Instructions for the task: Filter the data below for the string "from" and copy each matching line.
-------- Dataset content --------
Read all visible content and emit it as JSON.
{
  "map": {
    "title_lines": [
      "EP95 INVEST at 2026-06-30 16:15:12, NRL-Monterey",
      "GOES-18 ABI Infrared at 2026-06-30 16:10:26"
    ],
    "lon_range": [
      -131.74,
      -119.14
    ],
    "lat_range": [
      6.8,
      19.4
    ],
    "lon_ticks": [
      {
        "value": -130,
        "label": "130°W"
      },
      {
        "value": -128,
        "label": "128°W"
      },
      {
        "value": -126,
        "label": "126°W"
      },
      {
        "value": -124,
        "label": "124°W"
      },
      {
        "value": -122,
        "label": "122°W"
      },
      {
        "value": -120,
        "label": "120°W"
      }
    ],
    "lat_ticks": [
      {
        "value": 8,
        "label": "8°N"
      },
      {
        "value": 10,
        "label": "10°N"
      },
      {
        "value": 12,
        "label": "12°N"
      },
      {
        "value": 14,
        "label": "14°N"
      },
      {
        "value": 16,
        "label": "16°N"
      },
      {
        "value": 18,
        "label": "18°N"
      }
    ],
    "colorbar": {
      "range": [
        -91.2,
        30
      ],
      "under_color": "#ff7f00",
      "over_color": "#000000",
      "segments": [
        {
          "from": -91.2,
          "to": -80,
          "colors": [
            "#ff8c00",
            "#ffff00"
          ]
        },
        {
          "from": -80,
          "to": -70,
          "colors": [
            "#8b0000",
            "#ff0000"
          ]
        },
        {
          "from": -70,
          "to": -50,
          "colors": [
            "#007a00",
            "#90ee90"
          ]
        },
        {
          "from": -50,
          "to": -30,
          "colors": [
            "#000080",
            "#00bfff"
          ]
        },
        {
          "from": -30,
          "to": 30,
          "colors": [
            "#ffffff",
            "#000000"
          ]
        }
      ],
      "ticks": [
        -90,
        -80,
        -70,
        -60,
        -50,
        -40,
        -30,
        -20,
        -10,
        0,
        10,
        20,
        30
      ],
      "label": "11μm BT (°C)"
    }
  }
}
--------
Complete response:
          "from": -91.2,
          "from": -80,
          "from": -70,
          "from": -50,
          "from": -30,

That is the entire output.